REQUIRED TASK – Copy the data exactly; pictures stay out of the copy.

MATERIAL SUPPLIED –

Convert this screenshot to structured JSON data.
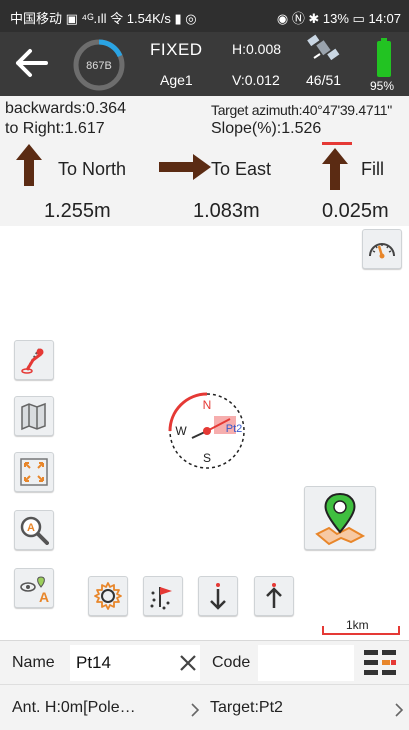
{
  "status": {
    "left": "中国移动 ▣ ⁴ᴳ.ıll 令 1.54K/s ▮ ◎",
    "right": "◉ Ⓝ ✱ 13% ▭ 14:07"
  },
  "gnss": {
    "dial_label": "867B",
    "solution": "FIXED",
    "age": "Age1",
    "h_prec": "H:0.008",
    "v_prec": "V:0.012",
    "satellites": "46/51",
    "battery": "95%"
  },
  "stake": {
    "backwards": "backwards:0.364",
    "to_right": "to Right:1.617",
    "target_azimuth": "Target azimuth:40°47'39.4711\"",
    "slope": "Slope(%):1.526",
    "north_label": "To North",
    "east_label": "To East",
    "fill_label": "Fill",
    "north_value": "1.255m",
    "east_value": "1.083m",
    "fill_value": "0.025m"
  },
  "map": {
    "compass": {
      "n": "N",
      "s": "S",
      "w": "W",
      "point_label": "Pt2"
    },
    "scale_label": "1km"
  },
  "namebar": {
    "name_label": "Name",
    "name_value": "Pt14",
    "code_label": "Code",
    "code_value": ""
  },
  "infobar": {
    "antenna": "Ant. H:0m[Pole…",
    "target": "Target:Pt2"
  },
  "colors": {
    "accent_orange": "#e8862a",
    "header_dark": "#3a3a3a",
    "battery_green": "#22c322",
    "alert_red": "#e53935",
    "arrow_brown": "#5b2b13"
  }
}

RESULT OF THE TASK –
Convert this screenshot to structured JSON data.
{
  "status": {
    "left": "中国移动 ▣ ⁴ᴳ.ıll 令 1.54K/s ▮ ◎",
    "right": "◉ Ⓝ ✱ 13% ▭ 14:07"
  },
  "gnss": {
    "dial_label": "867B",
    "solution": "FIXED",
    "age": "Age1",
    "h_prec": "H:0.008",
    "v_prec": "V:0.012",
    "satellites": "46/51",
    "battery": "95%"
  },
  "stake": {
    "backwards": "backwards:0.364",
    "to_right": "to Right:1.617",
    "target_azimuth": "Target azimuth:40°47'39.4711\"",
    "slope": "Slope(%):1.526",
    "north_label": "To North",
    "east_label": "To East",
    "fill_label": "Fill",
    "north_value": "1.255m",
    "east_value": "1.083m",
    "fill_value": "0.025m"
  },
  "map": {
    "compass": {
      "n": "N",
      "s": "S",
      "w": "W",
      "point_label": "Pt2"
    },
    "scale_label": "1km"
  },
  "namebar": {
    "name_label": "Name",
    "name_value": "Pt14",
    "code_label": "Code",
    "code_value": ""
  },
  "infobar": {
    "antenna": "Ant. H:0m[Pole…",
    "target": "Target:Pt2"
  },
  "colors": {
    "accent_orange": "#e8862a",
    "header_dark": "#3a3a3a",
    "battery_green": "#22c322",
    "alert_red": "#e53935",
    "arrow_brown": "#5b2b13"
  }
}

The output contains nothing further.